• What needs to be done: Substitute "text-block" for every occurrence of "paragraph" in all of the records below, keeping every other line unchanged. Leave the pictures out of the answer.

■ ■ ■ ■

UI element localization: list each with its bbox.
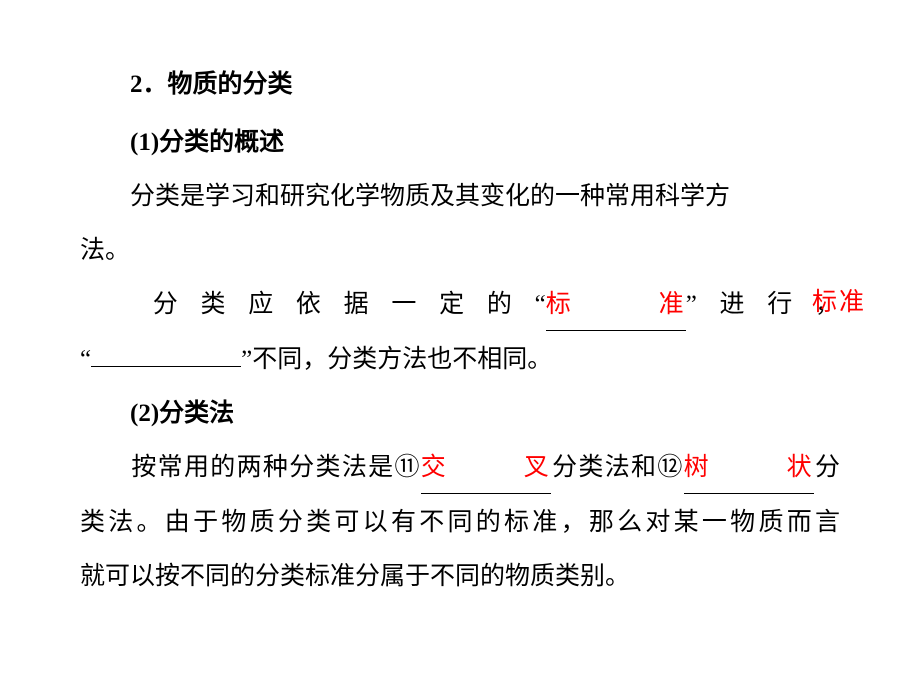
blank-11: 交叉 [421,443,551,494]
answer-11: 交叉 [421,454,551,481]
paragraph-1-line-a: 分类是学习和研究化学物质及其变化的一种常用科学方 [130,183,730,210]
subsection-1-heading: (1)分类的概述 [80,118,840,168]
fill-line-3-b: 分类法和⑫ [551,454,684,481]
answer-9: 标准 [546,291,686,318]
fill-line-2: “ ”不同，分类方法也不相同。 [80,335,840,385]
fill-line-1-front: 分类应依据一定的“ [130,291,546,318]
fill-line-3-a: 按常用的两种分类法是⑪ [130,454,421,481]
section-heading: 2．物质的分类 [80,60,840,110]
document-body: 2．物质的分类 (1)分类的概述 分类是学习和研究化学物质及其变化的一种常用科学… [0,0,920,646]
paragraph-2-line-b: 就可以按不同的分类标准分属于不同的物质类别。 [80,552,840,602]
answer-12: 树状 [684,454,814,481]
fill-line-3: 按常用的两种分类法是⑪交叉分类法和⑫树状分 [80,443,840,494]
fill-line-2-front: “ [80,346,91,373]
blank-10 [91,366,241,367]
paragraph-1: 分类是学习和研究化学物质及其变化的一种常用科学方 [80,172,840,222]
blank-12: 树状 [684,443,814,494]
paragraph-1-line-b: 法。 [80,226,840,276]
subsection-2-heading: (2)分类法 [80,389,840,439]
fill-line-3-c: 分 [814,454,840,481]
answer-9-margin: 标准 [812,278,866,328]
paragraph-2-line-a: 类法。由于物质分类可以有不同的标准，那么对某一物质而言 [80,498,840,548]
blank-9: 标准 [546,280,686,331]
fill-line-1: 分类应依据一定的“标准”进行， [80,280,840,331]
fill-line-2-back: ”不同，分类方法也不相同。 [241,346,552,373]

■ ■ ■ ■

• Response to the exercise:
UI element localization: list each with its bbox.
blank-11: 交叉 [421,443,551,494]
answer-11: 交叉 [421,454,551,481]
text-block-1-line-a: 分类是学习和研究化学物质及其变化的一种常用科学方 [130,183,730,210]
subsection-1-heading: (1)分类的概述 [80,118,840,168]
fill-line-3-b: 分类法和⑫ [551,454,684,481]
answer-9: 标准 [546,291,686,318]
fill-line-2: “ ”不同，分类方法也不相同。 [80,335,840,385]
fill-line-1-front: 分类应依据一定的“ [130,291,546,318]
fill-line-3-a: 按常用的两种分类法是⑪ [130,454,421,481]
section-heading: 2．物质的分类 [80,60,840,110]
document-body: 2．物质的分类 (1)分类的概述 分类是学习和研究化学物质及其变化的一种常用科学… [0,0,920,646]
text-block-2-line-b: 就可以按不同的分类标准分属于不同的物质类别。 [80,552,840,602]
answer-12: 树状 [684,454,814,481]
fill-line-3: 按常用的两种分类法是⑪交叉分类法和⑫树状分 [80,443,840,494]
fill-line-2-front: “ [80,346,91,373]
blank-10 [91,366,241,367]
text-block-1: 分类是学习和研究化学物质及其变化的一种常用科学方 [80,172,840,222]
blank-12: 树状 [684,443,814,494]
text-block-1-line-b: 法。 [80,226,840,276]
subsection-2-heading: (2)分类法 [80,389,840,439]
fill-line-3-c: 分 [814,454,840,481]
answer-9-margin: 标准 [812,278,866,328]
text-block-2-line-a: 类法。由于物质分类可以有不同的标准，那么对某一物质而言 [80,498,840,548]
blank-9: 标准 [546,280,686,331]
fill-line-1: 分类应依据一定的“标准”进行， [80,280,840,331]
fill-line-2-back: ”不同，分类方法也不相同。 [241,346,552,373]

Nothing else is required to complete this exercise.